* EXERCISE
Recast every line of the rows below as a Markdown table with the columns "No." and "Line," numbering each line in order and leaving out blank lines.

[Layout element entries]
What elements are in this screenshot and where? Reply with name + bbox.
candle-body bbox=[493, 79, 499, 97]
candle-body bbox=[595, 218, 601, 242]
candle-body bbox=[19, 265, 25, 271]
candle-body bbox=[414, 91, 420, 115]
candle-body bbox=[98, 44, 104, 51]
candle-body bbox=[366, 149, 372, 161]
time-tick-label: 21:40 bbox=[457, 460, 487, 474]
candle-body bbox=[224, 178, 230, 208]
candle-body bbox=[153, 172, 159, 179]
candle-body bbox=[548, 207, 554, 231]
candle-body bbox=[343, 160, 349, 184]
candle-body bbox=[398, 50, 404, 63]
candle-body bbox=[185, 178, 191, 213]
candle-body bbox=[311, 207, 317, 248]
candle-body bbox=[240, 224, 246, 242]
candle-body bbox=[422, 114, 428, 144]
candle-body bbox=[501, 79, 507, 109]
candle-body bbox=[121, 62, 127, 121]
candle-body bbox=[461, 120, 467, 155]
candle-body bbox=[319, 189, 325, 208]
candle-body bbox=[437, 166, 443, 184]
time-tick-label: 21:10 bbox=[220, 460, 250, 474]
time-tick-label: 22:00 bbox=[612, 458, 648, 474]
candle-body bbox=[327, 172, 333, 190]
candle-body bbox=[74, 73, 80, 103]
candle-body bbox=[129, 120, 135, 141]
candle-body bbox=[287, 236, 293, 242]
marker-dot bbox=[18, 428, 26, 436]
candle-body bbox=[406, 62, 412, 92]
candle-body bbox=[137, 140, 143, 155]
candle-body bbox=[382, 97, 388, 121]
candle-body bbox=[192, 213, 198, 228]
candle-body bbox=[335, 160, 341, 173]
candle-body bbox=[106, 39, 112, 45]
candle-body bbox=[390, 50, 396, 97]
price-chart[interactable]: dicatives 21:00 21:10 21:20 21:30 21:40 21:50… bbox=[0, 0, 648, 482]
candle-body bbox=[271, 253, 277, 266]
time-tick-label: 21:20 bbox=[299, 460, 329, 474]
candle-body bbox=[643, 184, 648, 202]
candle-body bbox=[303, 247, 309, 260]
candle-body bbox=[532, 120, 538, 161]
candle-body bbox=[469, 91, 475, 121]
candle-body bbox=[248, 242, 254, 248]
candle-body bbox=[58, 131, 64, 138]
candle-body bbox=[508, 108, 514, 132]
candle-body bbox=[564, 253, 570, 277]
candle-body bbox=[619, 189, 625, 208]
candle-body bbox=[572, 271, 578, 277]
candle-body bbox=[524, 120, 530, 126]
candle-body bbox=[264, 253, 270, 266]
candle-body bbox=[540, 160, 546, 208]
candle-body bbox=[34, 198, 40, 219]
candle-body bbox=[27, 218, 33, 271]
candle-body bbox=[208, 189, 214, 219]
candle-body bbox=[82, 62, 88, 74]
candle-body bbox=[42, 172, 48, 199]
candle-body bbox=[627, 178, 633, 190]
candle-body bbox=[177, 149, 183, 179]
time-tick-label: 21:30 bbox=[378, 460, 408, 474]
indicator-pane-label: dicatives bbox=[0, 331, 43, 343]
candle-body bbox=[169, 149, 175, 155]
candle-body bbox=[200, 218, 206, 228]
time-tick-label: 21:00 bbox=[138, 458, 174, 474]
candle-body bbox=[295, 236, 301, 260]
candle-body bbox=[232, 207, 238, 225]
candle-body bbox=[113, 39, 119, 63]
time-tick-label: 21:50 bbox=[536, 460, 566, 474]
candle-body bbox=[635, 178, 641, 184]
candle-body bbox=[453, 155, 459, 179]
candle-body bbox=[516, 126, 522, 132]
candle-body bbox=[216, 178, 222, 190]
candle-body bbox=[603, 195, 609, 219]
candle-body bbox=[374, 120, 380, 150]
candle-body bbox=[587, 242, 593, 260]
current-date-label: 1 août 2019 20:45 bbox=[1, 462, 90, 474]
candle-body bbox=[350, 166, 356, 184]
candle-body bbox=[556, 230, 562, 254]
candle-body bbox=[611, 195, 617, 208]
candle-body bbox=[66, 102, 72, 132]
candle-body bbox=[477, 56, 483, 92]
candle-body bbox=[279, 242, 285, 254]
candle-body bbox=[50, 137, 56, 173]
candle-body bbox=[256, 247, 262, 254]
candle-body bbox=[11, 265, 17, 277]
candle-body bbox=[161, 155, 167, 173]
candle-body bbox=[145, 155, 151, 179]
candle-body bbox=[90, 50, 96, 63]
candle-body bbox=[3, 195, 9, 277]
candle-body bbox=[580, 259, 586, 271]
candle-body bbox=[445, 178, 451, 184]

* SOLVED PROBLEM
| No. | Line |
|---|---|
| 1 | What elements are in this screenshot and where? Reply with name + bbox. |
| 2 | candle-body bbox=[493, 79, 499, 97] |
| 3 | candle-body bbox=[595, 218, 601, 242] |
| 4 | candle-body bbox=[19, 265, 25, 271] |
| 5 | candle-body bbox=[414, 91, 420, 115] |
| 6 | candle-body bbox=[98, 44, 104, 51] |
| 7 | candle-body bbox=[366, 149, 372, 161] |
| 8 | time-tick-label: 21:40 bbox=[457, 460, 487, 474] |
| 9 | candle-body bbox=[224, 178, 230, 208] |
| 10 | candle-body bbox=[153, 172, 159, 179] |
| 11 | candle-body bbox=[548, 207, 554, 231] |
| 12 | candle-body bbox=[343, 160, 349, 184] |
| 13 | candle-body bbox=[398, 50, 404, 63] |
| 14 | candle-body bbox=[185, 178, 191, 213] |
| 15 | candle-body bbox=[311, 207, 317, 248] |
| 16 | candle-body bbox=[240, 224, 246, 242] |
| 17 | candle-body bbox=[422, 114, 428, 144] |
| 18 | candle-body bbox=[501, 79, 507, 109] |
| 19 | candle-body bbox=[121, 62, 127, 121] |
| 20 | candle-body bbox=[461, 120, 467, 155] |
| 21 | candle-body bbox=[319, 189, 325, 208] |
| 22 | candle-body bbox=[437, 166, 443, 184] |
| 23 | time-tick-label: 21:10 bbox=[220, 460, 250, 474] |
| 24 | time-tick-label: 22:00 bbox=[612, 458, 648, 474] |
| 25 | candle-body bbox=[327, 172, 333, 190] |
| 26 | candle-body bbox=[74, 73, 80, 103] |
| 27 | candle-body bbox=[129, 120, 135, 141] |
| 28 | candle-body bbox=[287, 236, 293, 242] |
| 29 | marker-dot bbox=[18, 428, 26, 436] |
| 30 | candle-body bbox=[406, 62, 412, 92] |
| 31 | candle-body bbox=[137, 140, 143, 155] |
| 32 | candle-body bbox=[382, 97, 388, 121] |
| 33 | candle-body bbox=[192, 213, 198, 228] |
| 34 | candle-body bbox=[335, 160, 341, 173] |
| 35 | candle-body bbox=[106, 39, 112, 45] |
| 36 | candle-body bbox=[390, 50, 396, 97] |
| 37 | price-chart[interactable]: dicatives 21:00 21:10 21:20 21:30 21:40 21:50… bbox=[0, 0, 648, 482] |
| 38 | candle-body bbox=[271, 253, 277, 266] |
| 39 | time-tick-label: 21:20 bbox=[299, 460, 329, 474] |
| 40 | candle-body bbox=[643, 184, 648, 202] |
| 41 | candle-body bbox=[303, 247, 309, 260] |
| 42 | candle-body bbox=[532, 120, 538, 161] |
| 43 | candle-body bbox=[469, 91, 475, 121] |
| 44 | candle-body bbox=[248, 242, 254, 248] |
| 45 | candle-body bbox=[58, 131, 64, 138] |
| 46 | candle-body bbox=[508, 108, 514, 132] |
| 47 | candle-body bbox=[564, 253, 570, 277] |
| 48 | candle-body bbox=[619, 189, 625, 208] |
| 49 | candle-body bbox=[572, 271, 578, 277] |
| 50 | candle-body bbox=[524, 120, 530, 126] |
| 51 | candle-body bbox=[264, 253, 270, 266] |
| 52 | candle-body bbox=[540, 160, 546, 208] |
| 53 | candle-body bbox=[34, 198, 40, 219] |
| 54 | candle-body bbox=[27, 218, 33, 271] |
| 55 | candle-body bbox=[208, 189, 214, 219] |
| 56 | candle-body bbox=[82, 62, 88, 74] |
| 57 | candle-body bbox=[42, 172, 48, 199] |
| 58 | candle-body bbox=[627, 178, 633, 190] |
| 59 | candle-body bbox=[177, 149, 183, 179] |
| 60 | time-tick-label: 21:30 bbox=[378, 460, 408, 474] |
| 61 | indicator-pane-label: dicatives bbox=[0, 331, 43, 343] |
| 62 | candle-body bbox=[169, 149, 175, 155] |
| 63 | candle-body bbox=[200, 218, 206, 228] |
| 64 | time-tick-label: 21:00 bbox=[138, 458, 174, 474] |
| 65 | candle-body bbox=[295, 236, 301, 260] |
| 66 | candle-body bbox=[232, 207, 238, 225] |
| 67 | candle-body bbox=[113, 39, 119, 63] |
| 68 | time-tick-label: 21:50 bbox=[536, 460, 566, 474] |
| 69 | candle-body bbox=[635, 178, 641, 184] |
| 70 | candle-body bbox=[453, 155, 459, 179] |
| 71 | candle-body bbox=[516, 126, 522, 132] |
| 72 | candle-body bbox=[216, 178, 222, 190] |
| 73 | candle-body bbox=[603, 195, 609, 219] |
| 74 | candle-body bbox=[374, 120, 380, 150] |
| 75 | candle-body bbox=[587, 242, 593, 260] |
| 76 | current-date-label: 1 août 2019 20:45 bbox=[1, 462, 90, 474] |
| 77 | candle-body bbox=[350, 166, 356, 184] |
| 78 | candle-body bbox=[556, 230, 562, 254] |
| 79 | candle-body bbox=[611, 195, 617, 208] |
| 80 | candle-body bbox=[66, 102, 72, 132] |
| 81 | candle-body bbox=[477, 56, 483, 92] |
| 82 | candle-body bbox=[279, 242, 285, 254] |
| 83 | candle-body bbox=[50, 137, 56, 173] |
| 84 | candle-body bbox=[256, 247, 262, 254] |
| 85 | candle-body bbox=[11, 265, 17, 277] |
| 86 | candle-body bbox=[161, 155, 167, 173] |
| 87 | candle-body bbox=[145, 155, 151, 179] |
| 88 | candle-body bbox=[90, 50, 96, 63] |
| 89 | candle-body bbox=[3, 195, 9, 277] |
| 90 | candle-body bbox=[580, 259, 586, 271] |
| 91 | candle-body bbox=[445, 178, 451, 184] |